Excerpt from a dataset:
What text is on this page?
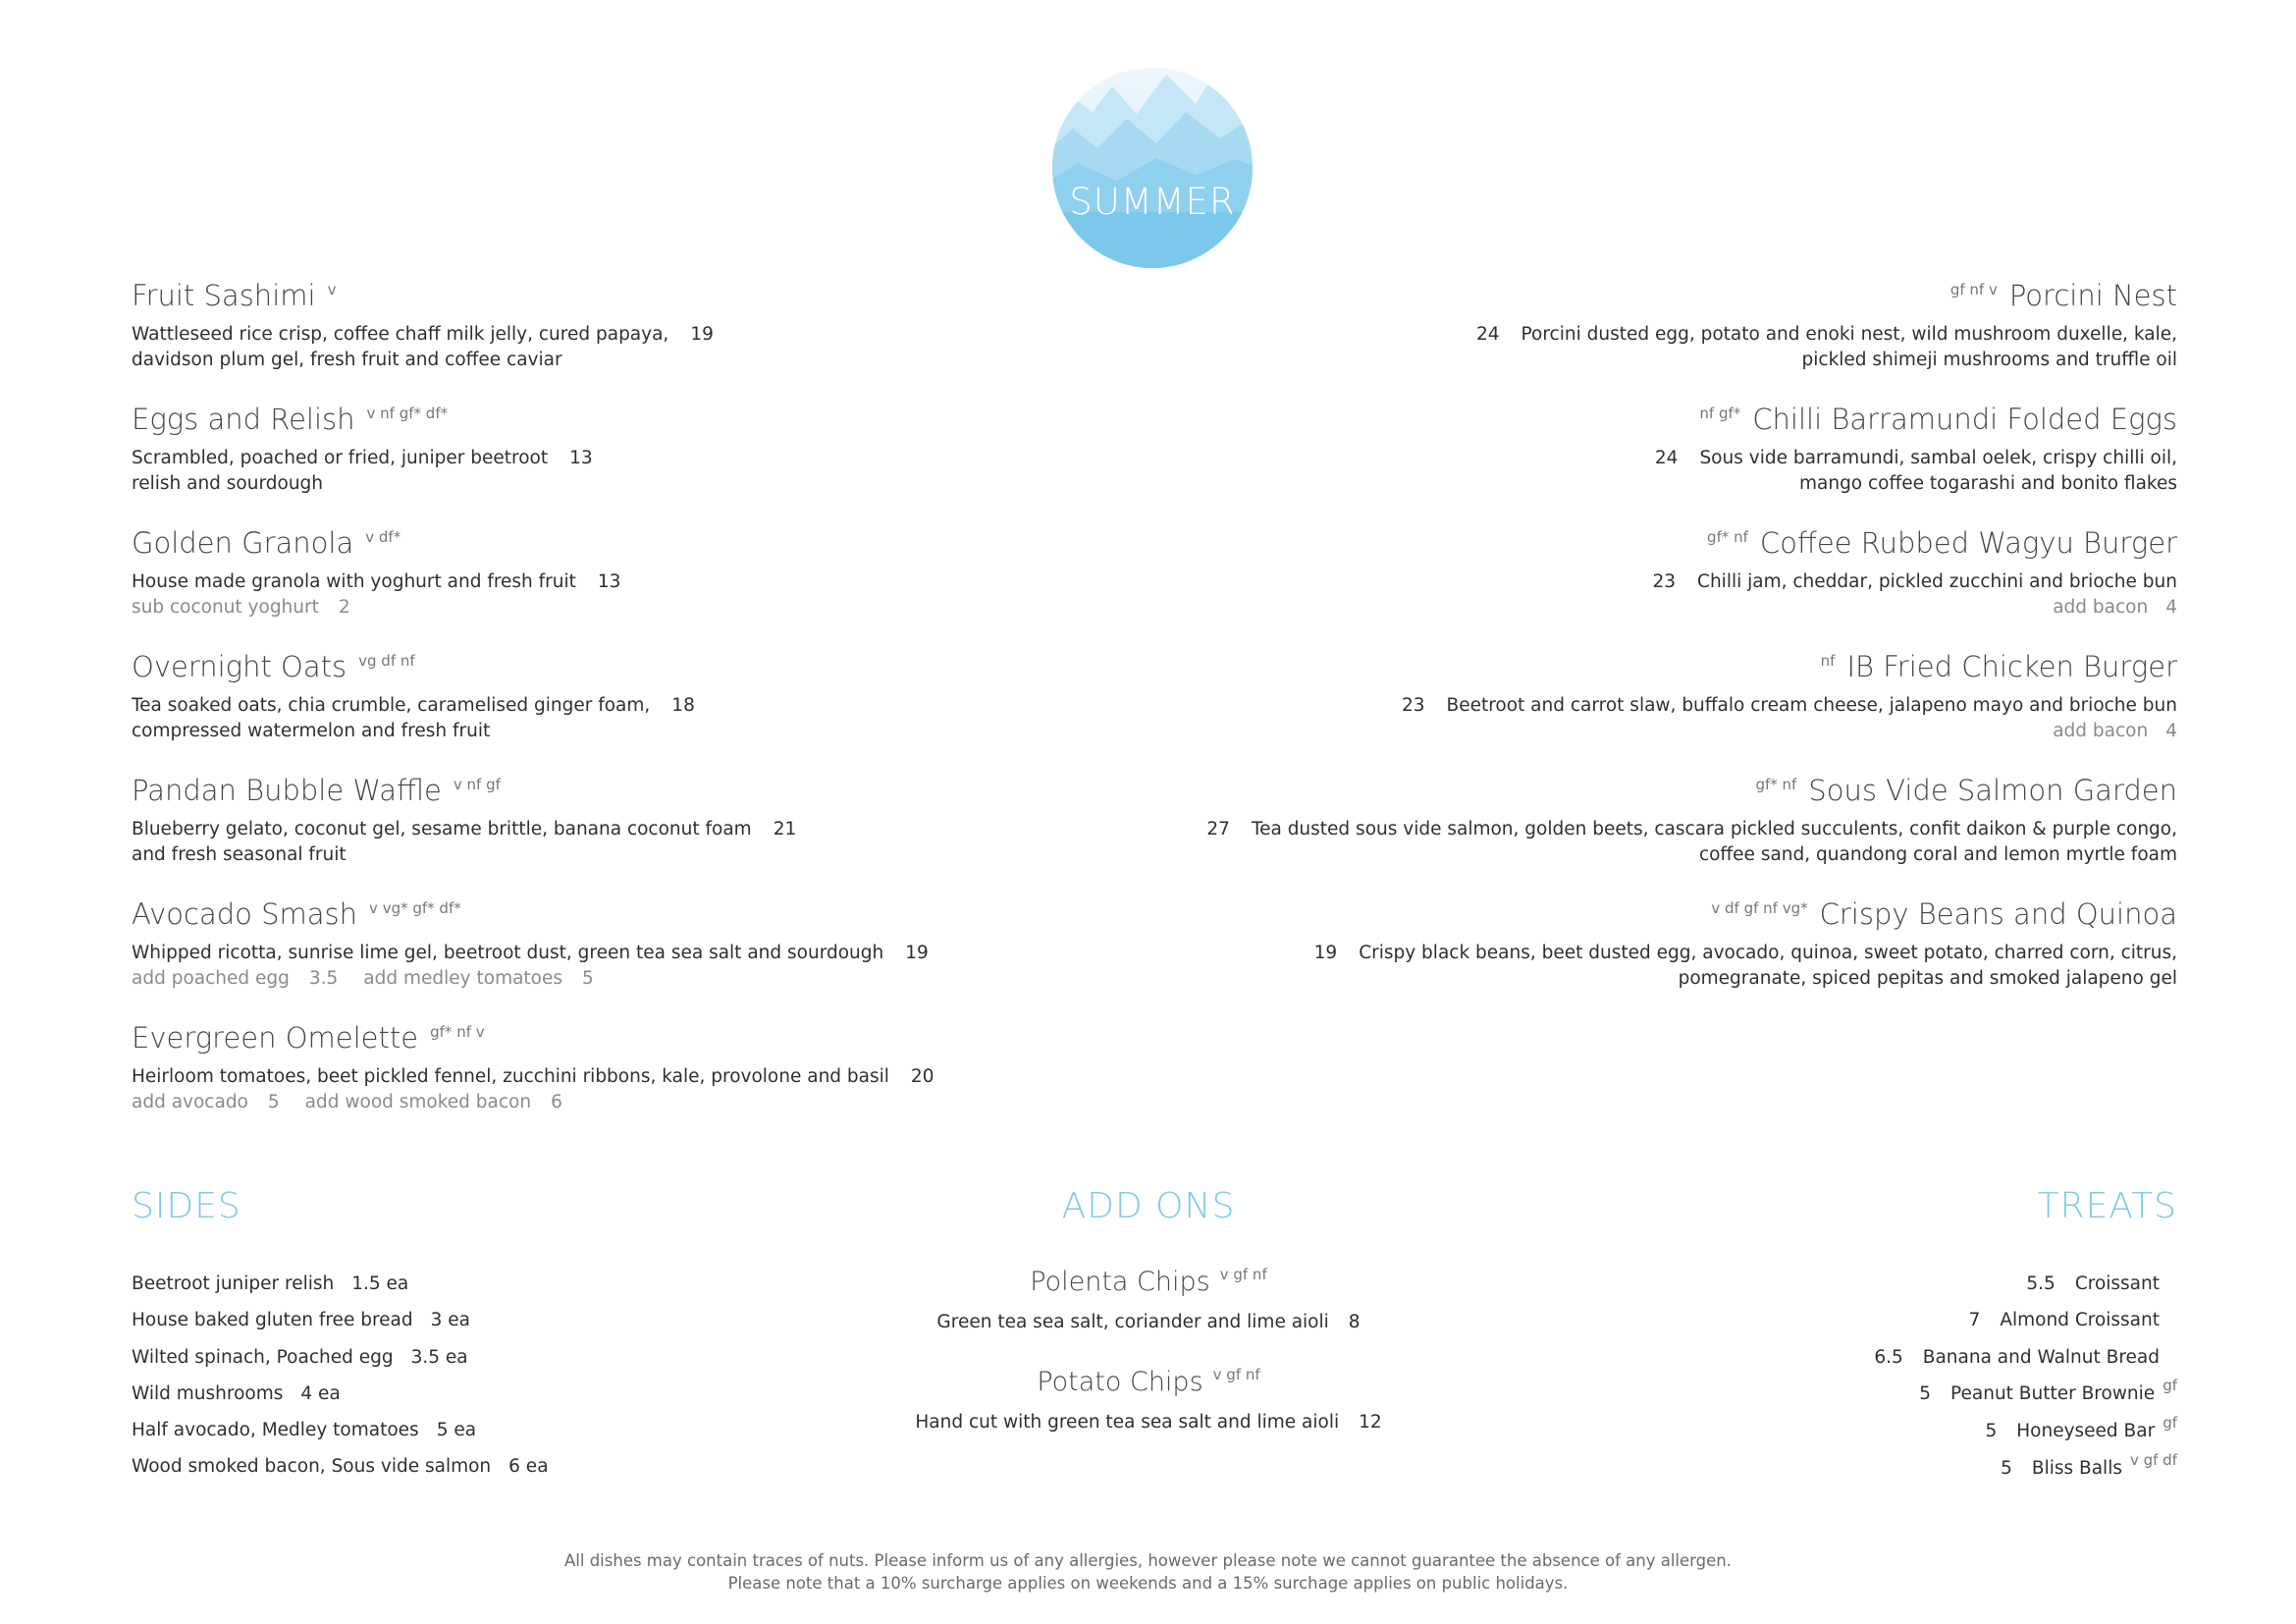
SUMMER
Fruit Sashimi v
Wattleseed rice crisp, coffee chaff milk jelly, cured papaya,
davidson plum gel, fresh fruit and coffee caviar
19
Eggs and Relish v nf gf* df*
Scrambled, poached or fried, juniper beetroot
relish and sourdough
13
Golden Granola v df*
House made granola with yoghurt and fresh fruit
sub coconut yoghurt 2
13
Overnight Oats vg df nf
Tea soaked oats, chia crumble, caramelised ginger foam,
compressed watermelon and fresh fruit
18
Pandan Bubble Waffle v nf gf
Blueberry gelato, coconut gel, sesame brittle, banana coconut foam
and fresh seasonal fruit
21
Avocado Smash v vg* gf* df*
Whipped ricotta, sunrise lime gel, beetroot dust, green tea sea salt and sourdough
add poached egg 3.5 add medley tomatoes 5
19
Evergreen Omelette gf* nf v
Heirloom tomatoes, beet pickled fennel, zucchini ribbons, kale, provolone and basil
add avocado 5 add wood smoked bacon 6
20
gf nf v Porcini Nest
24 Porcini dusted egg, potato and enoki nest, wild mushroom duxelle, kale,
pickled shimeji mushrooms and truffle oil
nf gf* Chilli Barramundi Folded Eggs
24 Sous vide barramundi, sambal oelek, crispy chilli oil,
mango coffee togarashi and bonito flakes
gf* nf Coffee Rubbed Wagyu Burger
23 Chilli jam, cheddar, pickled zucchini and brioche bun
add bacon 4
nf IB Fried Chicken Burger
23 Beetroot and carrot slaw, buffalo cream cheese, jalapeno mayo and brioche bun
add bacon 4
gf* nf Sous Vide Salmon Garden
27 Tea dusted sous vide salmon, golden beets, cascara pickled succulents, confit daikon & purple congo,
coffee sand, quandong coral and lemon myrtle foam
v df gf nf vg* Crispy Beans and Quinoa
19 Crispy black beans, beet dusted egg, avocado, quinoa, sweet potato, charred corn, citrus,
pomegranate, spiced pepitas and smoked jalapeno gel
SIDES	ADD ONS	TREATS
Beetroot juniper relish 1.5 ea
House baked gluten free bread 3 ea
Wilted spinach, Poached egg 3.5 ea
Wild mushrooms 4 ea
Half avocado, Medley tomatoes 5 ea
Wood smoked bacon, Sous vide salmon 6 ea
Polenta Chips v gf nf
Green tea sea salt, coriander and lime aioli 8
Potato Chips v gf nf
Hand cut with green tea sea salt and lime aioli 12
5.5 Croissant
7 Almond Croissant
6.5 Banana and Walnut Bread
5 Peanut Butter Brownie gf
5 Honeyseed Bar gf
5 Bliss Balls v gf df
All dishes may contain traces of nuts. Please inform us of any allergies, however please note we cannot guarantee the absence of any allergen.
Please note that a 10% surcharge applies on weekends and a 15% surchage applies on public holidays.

▶ _DO THIS_
Lines holding the word "fresh" in the entries above are the ones to pull out. Copy them all.

▶ _EXPECTED OUTPUT_
davidson plum gel, fresh fruit and coffee caviar
House made granola with yoghurt and fresh fruit
compressed watermelon and fresh fruit
and fresh seasonal fruit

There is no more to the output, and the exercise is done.